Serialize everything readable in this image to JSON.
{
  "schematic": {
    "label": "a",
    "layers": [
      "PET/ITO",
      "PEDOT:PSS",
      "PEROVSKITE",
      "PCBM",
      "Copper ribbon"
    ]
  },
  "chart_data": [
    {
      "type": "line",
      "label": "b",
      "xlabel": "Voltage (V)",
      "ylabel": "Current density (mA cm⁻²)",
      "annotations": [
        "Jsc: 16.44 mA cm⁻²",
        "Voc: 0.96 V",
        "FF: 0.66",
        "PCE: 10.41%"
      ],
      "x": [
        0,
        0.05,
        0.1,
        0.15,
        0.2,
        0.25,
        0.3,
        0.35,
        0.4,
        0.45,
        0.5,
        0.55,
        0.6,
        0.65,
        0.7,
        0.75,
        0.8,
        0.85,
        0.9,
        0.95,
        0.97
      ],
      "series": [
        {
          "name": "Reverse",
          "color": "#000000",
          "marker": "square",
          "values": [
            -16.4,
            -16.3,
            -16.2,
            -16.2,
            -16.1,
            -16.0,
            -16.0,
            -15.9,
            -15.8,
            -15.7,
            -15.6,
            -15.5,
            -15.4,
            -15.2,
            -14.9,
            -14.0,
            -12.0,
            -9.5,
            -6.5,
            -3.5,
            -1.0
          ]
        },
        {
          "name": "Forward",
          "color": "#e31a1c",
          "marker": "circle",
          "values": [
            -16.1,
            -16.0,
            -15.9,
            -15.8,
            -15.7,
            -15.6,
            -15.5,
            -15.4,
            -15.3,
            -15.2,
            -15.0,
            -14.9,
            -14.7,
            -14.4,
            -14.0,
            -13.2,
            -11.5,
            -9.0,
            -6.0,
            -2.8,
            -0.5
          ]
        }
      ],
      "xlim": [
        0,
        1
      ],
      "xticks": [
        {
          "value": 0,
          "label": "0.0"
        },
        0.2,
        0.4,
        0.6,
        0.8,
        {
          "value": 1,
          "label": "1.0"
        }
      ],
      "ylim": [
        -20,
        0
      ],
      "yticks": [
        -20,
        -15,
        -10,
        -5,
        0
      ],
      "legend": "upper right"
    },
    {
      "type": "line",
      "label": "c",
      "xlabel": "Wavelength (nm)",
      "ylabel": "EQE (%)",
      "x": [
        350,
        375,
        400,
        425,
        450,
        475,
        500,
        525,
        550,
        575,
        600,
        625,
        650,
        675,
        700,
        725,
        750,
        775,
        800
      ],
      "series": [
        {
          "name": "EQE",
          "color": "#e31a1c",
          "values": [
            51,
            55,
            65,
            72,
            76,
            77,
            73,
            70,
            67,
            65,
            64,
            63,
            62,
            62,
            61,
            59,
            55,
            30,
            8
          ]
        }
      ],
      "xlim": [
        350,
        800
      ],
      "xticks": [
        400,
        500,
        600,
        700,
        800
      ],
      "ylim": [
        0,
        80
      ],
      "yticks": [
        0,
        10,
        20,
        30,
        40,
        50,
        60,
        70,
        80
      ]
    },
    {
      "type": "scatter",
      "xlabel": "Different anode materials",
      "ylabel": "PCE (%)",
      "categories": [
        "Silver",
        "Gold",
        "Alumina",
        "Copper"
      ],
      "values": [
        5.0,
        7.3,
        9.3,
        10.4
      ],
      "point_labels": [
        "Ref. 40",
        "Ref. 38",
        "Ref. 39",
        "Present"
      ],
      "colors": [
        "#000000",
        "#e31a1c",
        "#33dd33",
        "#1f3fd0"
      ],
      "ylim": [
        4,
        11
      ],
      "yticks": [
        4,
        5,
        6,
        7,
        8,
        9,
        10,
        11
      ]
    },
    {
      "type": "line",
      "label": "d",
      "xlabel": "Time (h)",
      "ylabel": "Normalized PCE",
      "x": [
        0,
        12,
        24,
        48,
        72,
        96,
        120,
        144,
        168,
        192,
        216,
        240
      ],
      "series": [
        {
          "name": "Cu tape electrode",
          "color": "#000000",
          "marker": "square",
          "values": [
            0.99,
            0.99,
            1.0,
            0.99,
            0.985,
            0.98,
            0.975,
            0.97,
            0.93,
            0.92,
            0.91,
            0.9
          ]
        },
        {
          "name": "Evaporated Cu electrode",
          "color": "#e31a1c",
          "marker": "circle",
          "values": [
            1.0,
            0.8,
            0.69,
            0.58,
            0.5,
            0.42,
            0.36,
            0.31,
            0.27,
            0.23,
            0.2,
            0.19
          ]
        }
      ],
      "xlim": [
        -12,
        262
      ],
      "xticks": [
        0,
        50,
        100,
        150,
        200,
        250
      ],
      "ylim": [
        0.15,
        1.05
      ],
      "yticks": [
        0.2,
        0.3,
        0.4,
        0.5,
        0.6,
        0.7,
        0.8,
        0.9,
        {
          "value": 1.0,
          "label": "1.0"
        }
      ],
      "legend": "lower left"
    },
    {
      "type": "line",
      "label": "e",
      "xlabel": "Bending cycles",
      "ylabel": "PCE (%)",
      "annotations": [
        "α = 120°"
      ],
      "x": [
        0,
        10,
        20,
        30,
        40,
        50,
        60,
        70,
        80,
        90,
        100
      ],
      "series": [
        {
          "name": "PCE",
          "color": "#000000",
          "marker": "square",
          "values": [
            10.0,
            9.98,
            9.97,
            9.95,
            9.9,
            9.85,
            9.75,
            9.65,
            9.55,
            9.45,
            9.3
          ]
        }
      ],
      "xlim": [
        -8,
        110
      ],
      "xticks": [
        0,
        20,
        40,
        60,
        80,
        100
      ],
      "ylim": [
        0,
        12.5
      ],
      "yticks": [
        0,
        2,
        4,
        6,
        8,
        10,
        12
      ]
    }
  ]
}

▸ **EXERCISE DETAILS**: In the entries above, find every line holding the word "ylabel" and copy it out.

▸ **EXERCISE RESULT**:
      "ylabel": "Current density (mA cm⁻²)",
      "ylabel": "EQE (%)",
      "ylabel": "PCE (%)",
      "ylabel": "Normalized PCE",
      "ylabel": "PCE (%)",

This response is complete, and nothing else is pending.